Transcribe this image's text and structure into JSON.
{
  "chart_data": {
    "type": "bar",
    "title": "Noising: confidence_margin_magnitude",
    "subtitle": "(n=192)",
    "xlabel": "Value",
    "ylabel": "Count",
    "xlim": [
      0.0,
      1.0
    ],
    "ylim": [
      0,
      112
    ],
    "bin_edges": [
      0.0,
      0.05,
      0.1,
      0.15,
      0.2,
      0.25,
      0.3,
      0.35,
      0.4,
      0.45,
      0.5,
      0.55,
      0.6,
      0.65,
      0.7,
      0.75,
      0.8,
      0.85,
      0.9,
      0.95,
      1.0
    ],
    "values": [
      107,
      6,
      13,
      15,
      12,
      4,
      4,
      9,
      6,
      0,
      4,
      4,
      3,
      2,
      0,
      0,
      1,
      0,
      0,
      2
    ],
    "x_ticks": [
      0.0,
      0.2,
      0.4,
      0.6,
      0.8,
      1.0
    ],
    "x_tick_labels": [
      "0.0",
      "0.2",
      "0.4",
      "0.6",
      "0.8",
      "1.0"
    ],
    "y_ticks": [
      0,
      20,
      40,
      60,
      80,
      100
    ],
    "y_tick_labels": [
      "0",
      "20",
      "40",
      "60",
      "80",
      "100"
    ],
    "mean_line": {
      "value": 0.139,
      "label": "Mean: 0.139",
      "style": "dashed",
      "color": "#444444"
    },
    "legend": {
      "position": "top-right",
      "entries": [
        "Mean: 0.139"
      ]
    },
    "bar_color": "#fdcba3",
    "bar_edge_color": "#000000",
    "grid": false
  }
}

########################################

Give back all the records exactly as they stand.

> [The reply]:
Transcribe this image's text and structure into JSON.
{
  "chart_data": {
    "type": "bar",
    "title": "Noising: confidence_margin_magnitude",
    "subtitle": "(n=192)",
    "xlabel": "Value",
    "ylabel": "Count",
    "xlim": [
      0.0,
      1.0
    ],
    "ylim": [
      0,
      112
    ],
    "bin_edges": [
      0.0,
      0.05,
      0.1,
      0.15,
      0.2,
      0.25,
      0.3,
      0.35,
      0.4,
      0.45,
      0.5,
      0.55,
      0.6,
      0.65,
      0.7,
      0.75,
      0.8,
      0.85,
      0.9,
      0.95,
      1.0
    ],
    "values": [
      107,
      6,
      13,
      15,
      12,
      4,
      4,
      9,
      6,
      0,
      4,
      4,
      3,
      2,
      0,
      0,
      1,
      0,
      0,
      2
    ],
    "x_ticks": [
      0.0,
      0.2,
      0.4,
      0.6,
      0.8,
      1.0
    ],
    "x_tick_labels": [
      "0.0",
      "0.2",
      "0.4",
      "0.6",
      "0.8",
      "1.0"
    ],
    "y_ticks": [
      0,
      20,
      40,
      60,
      80,
      100
    ],
    "y_tick_labels": [
      "0",
      "20",
      "40",
      "60",
      "80",
      "100"
    ],
    "mean_line": {
      "value": 0.139,
      "label": "Mean: 0.139",
      "style": "dashed",
      "color": "#444444"
    },
    "legend": {
      "position": "top-right",
      "entries": [
        "Mean: 0.139"
      ]
    },
    "bar_color": "#fdcba3",
    "bar_edge_color": "#000000",
    "grid": false
  }
}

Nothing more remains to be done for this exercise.